§ **INSTRUCTIONS TO FOLLOW**
Give back every record below in full and exactly, but without a single image.

(DATA FOR ANALYSIS Opens)

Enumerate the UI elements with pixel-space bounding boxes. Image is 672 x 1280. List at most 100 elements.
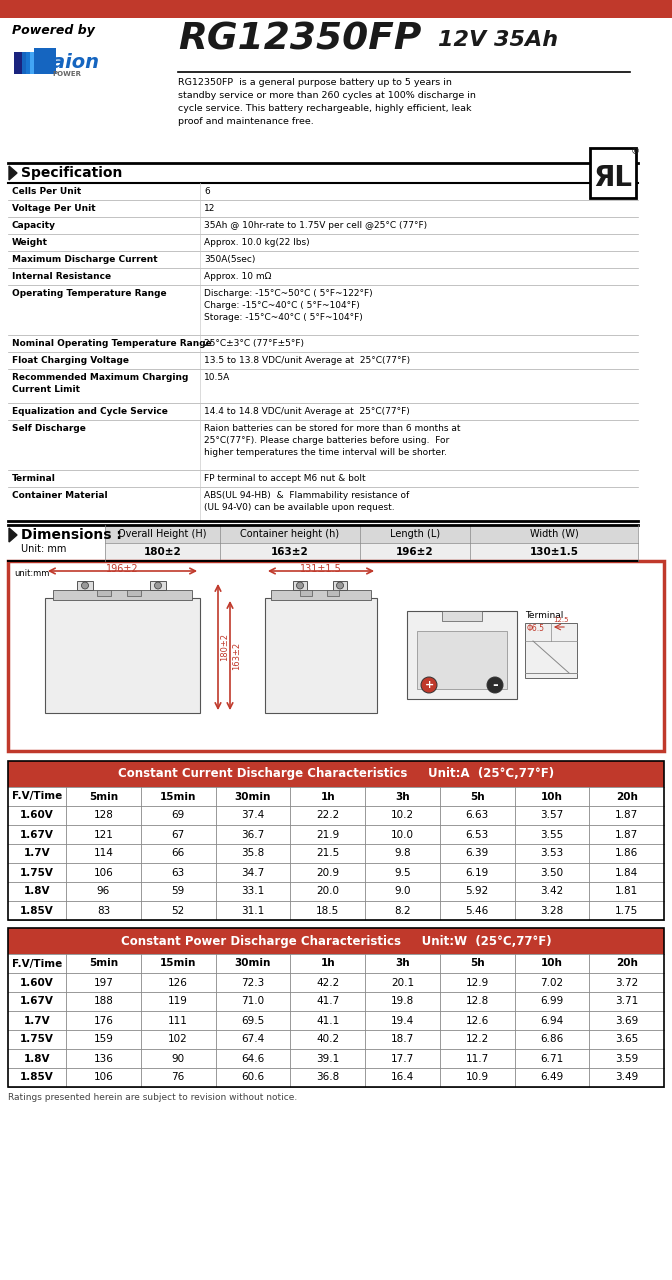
Text: 1.60V: 1.60V [20, 810, 54, 820]
Bar [8, 251, 638, 268]
Text: 16.4: 16.4 [390, 1073, 414, 1083]
Text: -: - [492, 678, 498, 692]
Text: 13.5 to 13.8 VDC/unit Average at  25°C(77°F): 13.5 to 13.8 VDC/unit Average at 25°C(77… [204, 356, 410, 365]
Text: Capacity: Capacity [12, 221, 56, 230]
Text: cycle service. This battery rechargeable, highly efficient, leak: cycle service. This battery rechargeable… [178, 104, 472, 113]
Text: (UL 94-V0) can be available upon request.: (UL 94-V0) can be available upon request… [204, 503, 394, 512]
Text: 21.5: 21.5 [316, 849, 339, 859]
Text: Unit: mm: Unit: mm [21, 544, 67, 554]
Bar [8, 973, 664, 992]
Text: Raion batteries can be stored for more than 6 months at: Raion batteries can be stored for more t… [204, 424, 460, 433]
Bar [8, 1030, 664, 1050]
Text: 42.2: 42.2 [316, 978, 339, 987]
Text: Approx. 10 mΩ: Approx. 10 mΩ [204, 271, 271, 282]
Text: 1.8V: 1.8V [24, 887, 50, 896]
Text: F.V/Time: F.V/Time [12, 791, 62, 801]
Text: 10.9: 10.9 [466, 1073, 489, 1083]
Text: 106: 106 [93, 868, 114, 878]
Text: 196±2: 196±2 [106, 564, 138, 573]
Bar [8, 787, 664, 806]
Text: Nominal Operating Temperature Range: Nominal Operating Temperature Range [12, 339, 212, 348]
Bar [8, 352, 638, 369]
Text: 12: 12 [204, 204, 215, 212]
Text: Overall Height (H): Overall Height (H) [118, 529, 207, 539]
Bar [77, 581, 93, 590]
Text: 197: 197 [93, 978, 114, 987]
Bar [8, 218, 638, 234]
Text: 10h: 10h [541, 959, 563, 969]
Text: 20.9: 20.9 [316, 868, 339, 878]
Text: 17.7: 17.7 [390, 1053, 414, 1064]
Text: 1.8V: 1.8V [24, 1053, 50, 1064]
Text: 31.1: 31.1 [241, 905, 265, 915]
Text: 9.0: 9.0 [394, 887, 411, 896]
Text: 6.39: 6.39 [466, 849, 489, 859]
Text: 3.28: 3.28 [540, 905, 564, 915]
Text: +: + [425, 680, 433, 690]
Text: 111: 111 [168, 1015, 188, 1025]
Bar [0, 18, 672, 163]
Bar [8, 335, 638, 352]
Text: 30min: 30min [235, 959, 271, 969]
Text: Specification: Specification [21, 166, 122, 180]
Text: Powered by: Powered by [12, 24, 95, 37]
Bar [590, 148, 636, 198]
Circle shape [155, 582, 161, 589]
Text: 37.4: 37.4 [241, 810, 265, 820]
Text: 1.75V: 1.75V [20, 1034, 54, 1044]
Text: 90: 90 [171, 1053, 185, 1064]
Text: 3.59: 3.59 [615, 1053, 638, 1064]
Circle shape [421, 677, 437, 692]
Bar [8, 561, 664, 751]
Text: 12.2: 12.2 [466, 1034, 489, 1044]
Text: 1.7V: 1.7V [24, 849, 50, 859]
Bar [8, 420, 638, 470]
Text: 25°C(77°F). Please charge batteries before using.  For: 25°C(77°F). Please charge batteries befo… [204, 436, 450, 445]
Text: 6.63: 6.63 [466, 810, 489, 820]
Text: 10.2: 10.2 [391, 810, 414, 820]
Text: 67.4: 67.4 [241, 1034, 265, 1044]
Text: 102: 102 [168, 1034, 188, 1044]
Text: 1.75V: 1.75V [20, 868, 54, 878]
Text: 196±2: 196±2 [396, 547, 434, 557]
Bar [8, 183, 638, 200]
Bar [97, 590, 111, 596]
Bar [8, 863, 664, 882]
Text: 12.6: 12.6 [466, 1015, 489, 1025]
Bar [0, 0, 672, 18]
Text: RG12350FP: RG12350FP [178, 22, 421, 58]
Bar [8, 901, 664, 920]
Bar [8, 806, 664, 826]
Text: 30min: 30min [235, 791, 271, 801]
Text: Container height (h): Container height (h) [241, 529, 339, 539]
Text: 163±2: 163±2 [271, 547, 309, 557]
Text: 1.60V: 1.60V [20, 978, 54, 987]
Text: 41.1: 41.1 [316, 1015, 339, 1025]
Text: Cells Per Unit: Cells Per Unit [12, 187, 81, 196]
Text: 1.87: 1.87 [615, 829, 638, 840]
Text: 7.02: 7.02 [540, 978, 563, 987]
Circle shape [487, 677, 503, 692]
Text: 52: 52 [171, 905, 185, 915]
Text: POWER: POWER [52, 70, 81, 77]
Text: ЯL: ЯL [593, 164, 632, 192]
Circle shape [81, 582, 89, 589]
Text: Maximum Discharge Current: Maximum Discharge Current [12, 255, 158, 264]
Text: 6.71: 6.71 [540, 1053, 564, 1064]
Text: 6.99: 6.99 [540, 997, 564, 1006]
Bar [293, 581, 307, 590]
Text: 6.94: 6.94 [540, 1015, 564, 1025]
Bar [327, 590, 339, 596]
Text: 176: 176 [93, 1015, 114, 1025]
Bar [525, 623, 577, 678]
Text: higher temperatures the time interval will be shorter.: higher temperatures the time interval wi… [204, 448, 447, 457]
Text: 10h: 10h [541, 791, 563, 801]
Bar [45, 598, 200, 713]
Text: 39.1: 39.1 [316, 1053, 339, 1064]
Text: 22.2: 22.2 [316, 810, 339, 820]
Text: 126: 126 [168, 978, 188, 987]
Bar [8, 486, 638, 521]
Bar [8, 844, 664, 863]
Text: Length (L): Length (L) [390, 529, 440, 539]
Bar [8, 268, 638, 285]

(DATA FOR ANALYSIS Closes)

§ **EXERCISE ANSWER**
Enumerate the UI elements with pixel-space bounding boxes. Image is 672 x 1280. List at most 100 elements.
Text: 1.60V: 1.60V [20, 810, 54, 820]
Bar [8, 251, 638, 268]
Text: 16.4: 16.4 [390, 1073, 414, 1083]
Text: -: - [492, 678, 498, 692]
Text: 13.5 to 13.8 VDC/unit Average at  25°C(77°F): 13.5 to 13.8 VDC/unit Average at 25°C(77… [204, 356, 410, 365]
Text: Capacity: Capacity [12, 221, 56, 230]
Text: cycle service. This battery rechargeable, highly efficient, leak: cycle service. This battery rechargeable… [178, 104, 472, 113]
Text: (UL 94-V0) can be available upon request.: (UL 94-V0) can be available upon request… [204, 503, 394, 512]
Text: 21.5: 21.5 [316, 849, 339, 859]
Text: Unit: mm: Unit: mm [21, 544, 67, 554]
Bar [8, 973, 664, 992]
Text: Raion batteries can be stored for more than 6 months at: Raion batteries can be stored for more t… [204, 424, 460, 433]
Bar [8, 1030, 664, 1050]
Text: 42.2: 42.2 [316, 978, 339, 987]
Text: Approx. 10 mΩ: Approx. 10 mΩ [204, 271, 271, 282]
Text: 1.8V: 1.8V [24, 887, 50, 896]
Text: F.V/Time: F.V/Time [12, 791, 62, 801]
Text: 10.9: 10.9 [466, 1073, 489, 1083]
Text: 106: 106 [93, 868, 114, 878]
Text: 196±2: 196±2 [106, 564, 138, 573]
Bar [8, 787, 664, 806]
Text: Nominal Operating Temperature Range: Nominal Operating Temperature Range [12, 339, 212, 348]
Bar [8, 352, 638, 369]
Text: 12: 12 [204, 204, 215, 212]
Text: Overall Height (H): Overall Height (H) [118, 529, 207, 539]
Bar [77, 581, 93, 590]
Text: 197: 197 [93, 978, 114, 987]
Bar [8, 218, 638, 234]
Text: 10h: 10h [541, 959, 563, 969]
Text: 20.9: 20.9 [316, 868, 339, 878]
Text: 17.7: 17.7 [390, 1053, 414, 1064]
Text: 1.8V: 1.8V [24, 1053, 50, 1064]
Text: 31.1: 31.1 [241, 905, 265, 915]
Text: 9.0: 9.0 [394, 887, 411, 896]
Text: 6.39: 6.39 [466, 849, 489, 859]
Text: 3.28: 3.28 [540, 905, 564, 915]
Text: +: + [425, 680, 433, 690]
Text: 111: 111 [168, 1015, 188, 1025]
Bar [0, 18, 672, 163]
Bar [8, 335, 638, 352]
Text: 30min: 30min [235, 959, 271, 969]
Text: Specification: Specification [21, 166, 122, 180]
Text: Powered by: Powered by [12, 24, 95, 37]
Bar [590, 148, 636, 198]
Circle shape [155, 582, 161, 589]
Text: 37.4: 37.4 [241, 810, 265, 820]
Text: 1.75V: 1.75V [20, 1034, 54, 1044]
Text: 90: 90 [171, 1053, 185, 1064]
Text: 3.59: 3.59 [615, 1053, 638, 1064]
Circle shape [421, 677, 437, 692]
Bar [8, 561, 664, 751]
Text: 12.2: 12.2 [466, 1034, 489, 1044]
Text: 1.7V: 1.7V [24, 849, 50, 859]
Bar [8, 420, 638, 470]
Text: 25°C(77°F). Please charge batteries before using.  For: 25°C(77°F). Please charge batteries befo… [204, 436, 450, 445]
Text: 6.63: 6.63 [466, 810, 489, 820]
Text: 10.2: 10.2 [391, 810, 414, 820]
Text: 67.4: 67.4 [241, 1034, 265, 1044]
Text: 102: 102 [168, 1034, 188, 1044]
Text: 1.75V: 1.75V [20, 868, 54, 878]
Text: 196±2: 196±2 [396, 547, 434, 557]
Bar [8, 183, 638, 200]
Bar [97, 590, 111, 596]
Bar [8, 863, 664, 882]
Text: 12.6: 12.6 [466, 1015, 489, 1025]
Bar [0, 0, 672, 18]
Text: RG12350FP: RG12350FP [178, 22, 421, 58]
Bar [8, 901, 664, 920]
Bar [8, 806, 664, 826]
Text: 30min: 30min [235, 791, 271, 801]
Text: Container height (h): Container height (h) [241, 529, 339, 539]
Text: 163±2: 163±2 [271, 547, 309, 557]
Text: 1.60V: 1.60V [20, 978, 54, 987]
Text: 41.1: 41.1 [316, 1015, 339, 1025]
Text: Cells Per Unit: Cells Per Unit [12, 187, 81, 196]
Text: 1.87: 1.87 [615, 829, 638, 840]
Text: 7.02: 7.02 [540, 978, 563, 987]
Circle shape [487, 677, 503, 692]
Text: 52: 52 [171, 905, 185, 915]
Text: POWER: POWER [52, 70, 81, 77]
Text: ЯL: ЯL [593, 164, 632, 192]
Circle shape [81, 582, 89, 589]
Text: Maximum Discharge Current: Maximum Discharge Current [12, 255, 158, 264]
Text: 6.71: 6.71 [540, 1053, 564, 1064]
Text: 6.99: 6.99 [540, 997, 564, 1006]
Bar [293, 581, 307, 590]
Text: 6.94: 6.94 [540, 1015, 564, 1025]
Bar [327, 590, 339, 596]
Text: 176: 176 [93, 1015, 114, 1025]
Bar [525, 623, 577, 678]
Text: higher temperatures the time interval will be shorter.: higher temperatures the time interval wi… [204, 448, 447, 457]
Text: 10h: 10h [541, 791, 563, 801]
Bar [45, 598, 200, 713]
Text: 39.1: 39.1 [316, 1053, 339, 1064]
Text: 22.2: 22.2 [316, 810, 339, 820]
Text: 126: 126 [168, 978, 188, 987]
Bar [8, 486, 638, 521]
Bar [8, 844, 664, 863]
Text: Length (L): Length (L) [390, 529, 440, 539]
Bar [8, 268, 638, 285]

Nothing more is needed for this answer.